▶ [Task instructions]: Write out every entry, unchanged. Skip any picture.

▶ [Given data]:
——
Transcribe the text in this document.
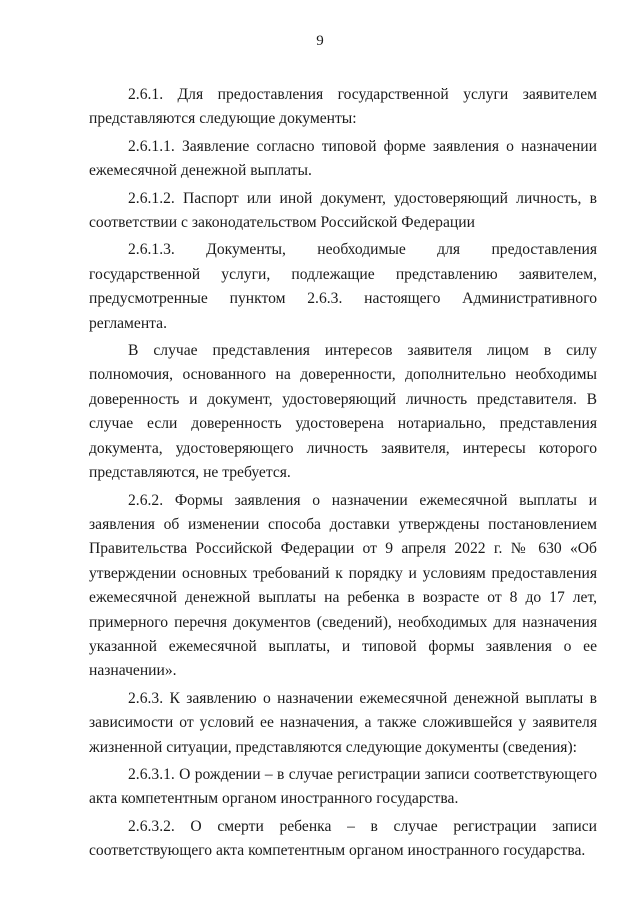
9

2.6.1. Для предоставления государственной услуги заявителем представляются следующие документы:

2.6.1.1. Заявление согласно типовой форме заявления о назначении ежемесячной денежной выплаты.

2.6.1.2. Паспорт или иной документ, удостоверяющий личность, в соответствии с законодательством Российской Федерации

2.6.1.3. Документы, необходимые для предоставления государственной услуги, подлежащие представлению заявителем, предусмотренные пунктом 2.6.3. настоящего Административного регламента.

В случае представления интересов заявителя лицом в силу полномочия, основанного на доверенности, дополнительно необходимы доверенность и документ, удостоверяющий личность представителя. В случае если доверенность удостоверена нотариально, представления документа, удостоверяющего личность заявителя, интересы которого представляются, не требуется.

2.6.2. Формы заявления о назначении ежемесячной выплаты и заявления об изменении способа доставки утверждены постановлением Правительства Российской Федерации от 9 апреля 2022 г. № 630 «Об утверждении основных требований к порядку и условиям предоставления ежемесячной денежной выплаты на ребенка в возрасте от 8 до 17 лет, примерного перечня документов (сведений), необходимых для назначения указанной ежемесячной выплаты, и типовой формы заявления о ее назначении».

2.6.3. К заявлению о назначении ежемесячной денежной выплаты в зависимости от условий ее назначения, а также сложившейся у заявителя жизненной ситуации, представляются следующие документы (сведения):

2.6.3.1. О рождении – в случае регистрации записи соответствующего акта компетентным органом иностранного государства.

2.6.3.2. О смерти ребенка – в случае регистрации записи соответствующего акта компетентным органом иностранного государства.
——
▶ [Exercise result]:
Transcribe the text in this document.
9

2.6.1. Для предоставления государственной услуги заявителем представляются следующие документы:

2.6.1.1. Заявление согласно типовой форме заявления о назначении ежемесячной денежной выплаты.

2.6.1.2. Паспорт или иной документ, удостоверяющий личность, в соответствии с законодательством Российской Федерации

2.6.1.3. Документы, необходимые для предоставления государственной услуги, подлежащие представлению заявителем, предусмотренные пунктом 2.6.3. настоящего Административного регламента.

В случае представления интересов заявителя лицом в силу полномочия, основанного на доверенности, дополнительно необходимы доверенность и документ, удостоверяющий личность представителя. В случае если доверенность удостоверена нотариально, представления документа, удостоверяющего личность заявителя, интересы которого представляются, не требуется.

2.6.2. Формы заявления о назначении ежемесячной выплаты и заявления об изменении способа доставки утверждены постановлением Правительства Российской Федерации от 9 апреля 2022 г. № 630 «Об утверждении основных требований к порядку и условиям предоставления ежемесячной денежной выплаты на ребенка в возрасте от 8 до 17 лет, примерного перечня документов (сведений), необходимых для назначения указанной ежемесячной выплаты, и типовой формы заявления о ее назначении».

2.6.3. К заявлению о назначении ежемесячной денежной выплаты в зависимости от условий ее назначения, а также сложившейся у заявителя жизненной ситуации, представляются следующие документы (сведения):

2.6.3.1. О рождении – в случае регистрации записи соответствующего акта компетентным органом иностранного государства.

2.6.3.2. О смерти ребенка – в случае регистрации записи соответствующего акта компетентным органом иностранного государства.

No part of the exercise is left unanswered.